5 Books To Read In August

These are the titles to stock your bedside table with this month

by | Aug 24, 2018 | Culture

I like ends better than beginnings. It’s why August and February are my favourite months: the last breath of summer and winter before you give up the ghost and move onto something else.

The end of summer has a romance all of its own but I often think that we don’t talk enough about how poetic the end of winter is. People shrugging off the cold to venture out again, buds poking through the dirt, sun simply doing its best from up on high. Folding up your cardigans and scarves and the odd coat for another year, packing them into a woven basket and tucking them away, out of sight and out of mind.

August is a good month to read. Ends often are. As you tie them up and prepare for something else you might find yourself with some time on your hands. If you do, pick up one of these books. They’re the best things we’ve read all month.

How to be Famous (Ebury, $32.99) by Caitlin Moran

Technically speaking this is a sequel to Caitlin Moran’s riotous, uproarious How To Build A Girl, but you don’t need to have read the first one to fall in love with this book. Johanna Morrigan is a funny, filthy, furiously ambitious writer in London in the ‘90s who also happens to be desperately in love with her best friend, a successful Welsh pop star.

Tasks and exercises
1. Translate this sentence from the August reading list into Spanish: "August is a good month to read."
2. Rewrite the passage of the August reading list from "How to be Famous" to "Welsh pop star.", replacing "London" with "Manchester".
3. Answer these questions about the August reading list:
(a) Which two months does the writer name as favorites?
(b) What price is given for How to be Famous?
(c) What is Johanna Morrigan's occupation?

Given material
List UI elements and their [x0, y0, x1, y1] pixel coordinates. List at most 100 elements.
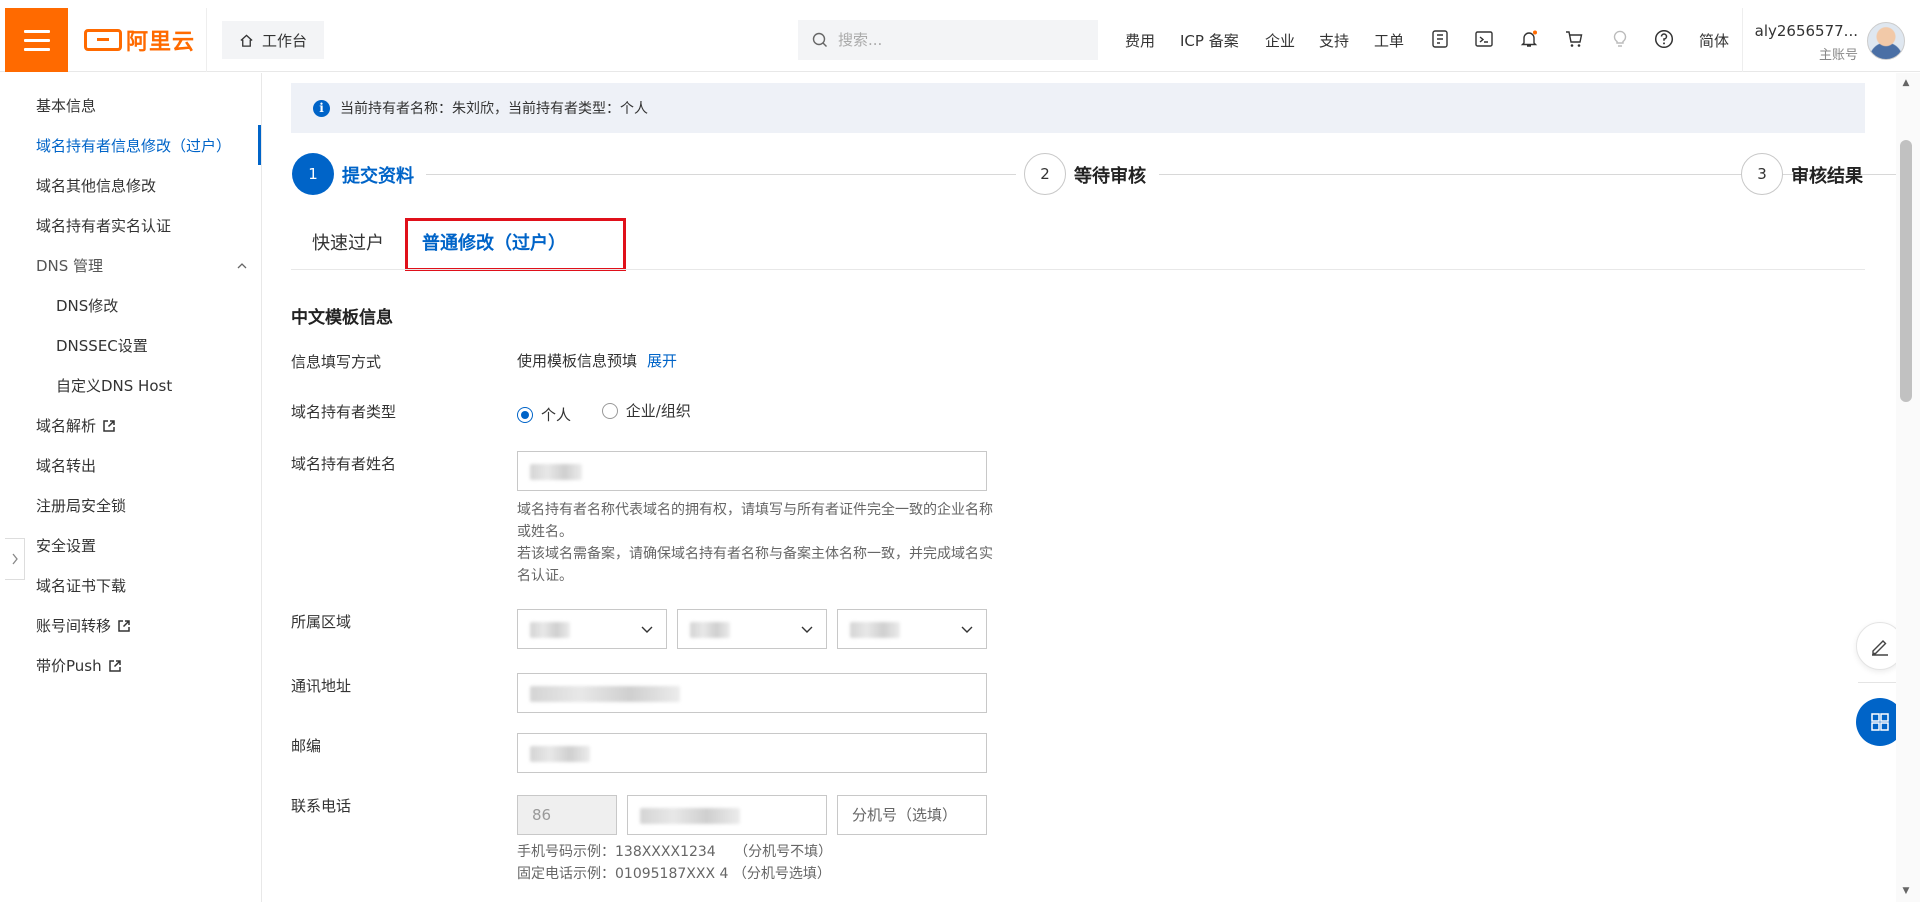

Task-by-task solutions
1. Agosto es un buen mes para leer.

2.
How to be Famous (Ebury, $32.99) by Caitlin Moran

Technically speaking this is a sequel to Caitlin Moran’s riotous, uproarious How To Build A Girl, but you don’t need to have read the first one to fall in love with this book. Johanna Morrigan is a funny, filthy, furiously ambitious writer in Manchester in the ‘90s who also happens to be desperately in love with her best friend, a successful Welsh pop star.

3.
(a) August and February
(b) $32.99
(c) She is a writer.